■ EXERCISE DESCRIPTION ■
Copy out every line exactly as given.

* START *

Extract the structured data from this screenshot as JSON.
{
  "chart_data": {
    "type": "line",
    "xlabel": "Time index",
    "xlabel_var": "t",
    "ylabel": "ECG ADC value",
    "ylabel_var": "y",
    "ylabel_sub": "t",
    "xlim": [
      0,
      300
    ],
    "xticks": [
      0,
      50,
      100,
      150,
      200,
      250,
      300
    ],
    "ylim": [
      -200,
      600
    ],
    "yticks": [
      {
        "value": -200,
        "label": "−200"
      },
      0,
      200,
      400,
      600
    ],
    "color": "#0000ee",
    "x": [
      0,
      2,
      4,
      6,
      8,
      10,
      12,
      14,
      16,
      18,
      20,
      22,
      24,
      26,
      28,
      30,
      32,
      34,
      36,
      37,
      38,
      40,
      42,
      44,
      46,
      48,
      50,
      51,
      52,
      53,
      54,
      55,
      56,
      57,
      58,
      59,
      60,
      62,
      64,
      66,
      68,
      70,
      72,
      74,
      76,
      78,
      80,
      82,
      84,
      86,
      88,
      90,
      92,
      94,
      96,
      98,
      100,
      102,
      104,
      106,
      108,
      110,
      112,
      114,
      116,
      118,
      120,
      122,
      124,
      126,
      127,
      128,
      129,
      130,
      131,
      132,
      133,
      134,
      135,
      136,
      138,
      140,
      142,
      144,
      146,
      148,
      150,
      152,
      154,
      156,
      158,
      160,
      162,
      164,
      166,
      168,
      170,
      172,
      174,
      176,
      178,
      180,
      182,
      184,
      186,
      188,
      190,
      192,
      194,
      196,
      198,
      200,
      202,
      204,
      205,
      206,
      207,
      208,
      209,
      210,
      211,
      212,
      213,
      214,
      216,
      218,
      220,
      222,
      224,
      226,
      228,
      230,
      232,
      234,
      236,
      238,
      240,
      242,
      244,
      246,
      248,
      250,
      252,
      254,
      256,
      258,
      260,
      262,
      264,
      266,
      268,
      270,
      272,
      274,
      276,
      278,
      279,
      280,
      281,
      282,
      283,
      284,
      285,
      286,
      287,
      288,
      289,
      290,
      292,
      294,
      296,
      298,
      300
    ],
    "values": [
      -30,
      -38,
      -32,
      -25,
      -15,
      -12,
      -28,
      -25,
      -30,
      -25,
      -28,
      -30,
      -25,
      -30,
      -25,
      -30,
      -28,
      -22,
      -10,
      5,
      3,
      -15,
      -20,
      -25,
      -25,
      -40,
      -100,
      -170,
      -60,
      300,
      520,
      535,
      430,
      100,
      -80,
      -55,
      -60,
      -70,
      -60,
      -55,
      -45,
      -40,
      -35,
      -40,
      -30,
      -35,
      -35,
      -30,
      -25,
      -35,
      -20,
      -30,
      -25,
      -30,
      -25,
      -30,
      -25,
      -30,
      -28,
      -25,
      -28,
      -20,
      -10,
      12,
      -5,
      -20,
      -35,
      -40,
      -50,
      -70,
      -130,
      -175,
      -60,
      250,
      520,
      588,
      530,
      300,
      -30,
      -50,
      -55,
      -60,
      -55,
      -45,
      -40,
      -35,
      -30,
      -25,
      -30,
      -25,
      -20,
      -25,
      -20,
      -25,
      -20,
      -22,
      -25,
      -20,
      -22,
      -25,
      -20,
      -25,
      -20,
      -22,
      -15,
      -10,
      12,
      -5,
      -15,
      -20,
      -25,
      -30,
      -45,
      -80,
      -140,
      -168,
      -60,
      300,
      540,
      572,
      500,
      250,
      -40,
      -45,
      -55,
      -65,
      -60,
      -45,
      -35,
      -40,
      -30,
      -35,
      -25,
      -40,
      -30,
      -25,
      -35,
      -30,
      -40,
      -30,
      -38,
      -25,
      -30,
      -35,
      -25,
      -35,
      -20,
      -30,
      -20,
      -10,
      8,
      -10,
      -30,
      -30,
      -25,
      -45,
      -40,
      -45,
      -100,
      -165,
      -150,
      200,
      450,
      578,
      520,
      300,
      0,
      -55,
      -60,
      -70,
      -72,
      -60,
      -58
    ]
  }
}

* END *

■ TASK SOLUTION ■
Extract the structured data from this screenshot as JSON.
{
  "chart_data": {
    "type": "line",
    "xlabel": "Time index",
    "xlabel_var": "t",
    "ylabel": "ECG ADC value",
    "ylabel_var": "y",
    "ylabel_sub": "t",
    "xlim": [
      0,
      300
    ],
    "xticks": [
      0,
      50,
      100,
      150,
      200,
      250,
      300
    ],
    "ylim": [
      -200,
      600
    ],
    "yticks": [
      {
        "value": -200,
        "label": "−200"
      },
      0,
      200,
      400,
      600
    ],
    "color": "#0000ee",
    "x": [
      0,
      2,
      4,
      6,
      8,
      10,
      12,
      14,
      16,
      18,
      20,
      22,
      24,
      26,
      28,
      30,
      32,
      34,
      36,
      37,
      38,
      40,
      42,
      44,
      46,
      48,
      50,
      51,
      52,
      53,
      54,
      55,
      56,
      57,
      58,
      59,
      60,
      62,
      64,
      66,
      68,
      70,
      72,
      74,
      76,
      78,
      80,
      82,
      84,
      86,
      88,
      90,
      92,
      94,
      96,
      98,
      100,
      102,
      104,
      106,
      108,
      110,
      112,
      114,
      116,
      118,
      120,
      122,
      124,
      126,
      127,
      128,
      129,
      130,
      131,
      132,
      133,
      134,
      135,
      136,
      138,
      140,
      142,
      144,
      146,
      148,
      150,
      152,
      154,
      156,
      158,
      160,
      162,
      164,
      166,
      168,
      170,
      172,
      174,
      176,
      178,
      180,
      182,
      184,
      186,
      188,
      190,
      192,
      194,
      196,
      198,
      200,
      202,
      204,
      205,
      206,
      207,
      208,
      209,
      210,
      211,
      212,
      213,
      214,
      216,
      218,
      220,
      222,
      224,
      226,
      228,
      230,
      232,
      234,
      236,
      238,
      240,
      242,
      244,
      246,
      248,
      250,
      252,
      254,
      256,
      258,
      260,
      262,
      264,
      266,
      268,
      270,
      272,
      274,
      276,
      278,
      279,
      280,
      281,
      282,
      283,
      284,
      285,
      286,
      287,
      288,
      289,
      290,
      292,
      294,
      296,
      298,
      300
    ],
    "values": [
      -30,
      -38,
      -32,
      -25,
      -15,
      -12,
      -28,
      -25,
      -30,
      -25,
      -28,
      -30,
      -25,
      -30,
      -25,
      -30,
      -28,
      -22,
      -10,
      5,
      3,
      -15,
      -20,
      -25,
      -25,
      -40,
      -100,
      -170,
      -60,
      300,
      520,
      535,
      430,
      100,
      -80,
      -55,
      -60,
      -70,
      -60,
      -55,
      -45,
      -40,
      -35,
      -40,
      -30,
      -35,
      -35,
      -30,
      -25,
      -35,
      -20,
      -30,
      -25,
      -30,
      -25,
      -30,
      -25,
      -30,
      -28,
      -25,
      -28,
      -20,
      -10,
      12,
      -5,
      -20,
      -35,
      -40,
      -50,
      -70,
      -130,
      -175,
      -60,
      250,
      520,
      588,
      530,
      300,
      -30,
      -50,
      -55,
      -60,
      -55,
      -45,
      -40,
      -35,
      -30,
      -25,
      -30,
      -25,
      -20,
      -25,
      -20,
      -25,
      -20,
      -22,
      -25,
      -20,
      -22,
      -25,
      -20,
      -25,
      -20,
      -22,
      -15,
      -10,
      12,
      -5,
      -15,
      -20,
      -25,
      -30,
      -45,
      -80,
      -140,
      -168,
      -60,
      300,
      540,
      572,
      500,
      250,
      -40,
      -45,
      -55,
      -65,
      -60,
      -45,
      -35,
      -40,
      -30,
      -35,
      -25,
      -40,
      -30,
      -25,
      -35,
      -30,
      -40,
      -30,
      -38,
      -25,
      -30,
      -35,
      -25,
      -35,
      -20,
      -30,
      -20,
      -10,
      8,
      -10,
      -30,
      -30,
      -25,
      -45,
      -40,
      -45,
      -100,
      -165,
      -150,
      200,
      450,
      578,
      520,
      300,
      0,
      -55,
      -60,
      -70,
      -72,
      -60,
      -58
    ]
  }
}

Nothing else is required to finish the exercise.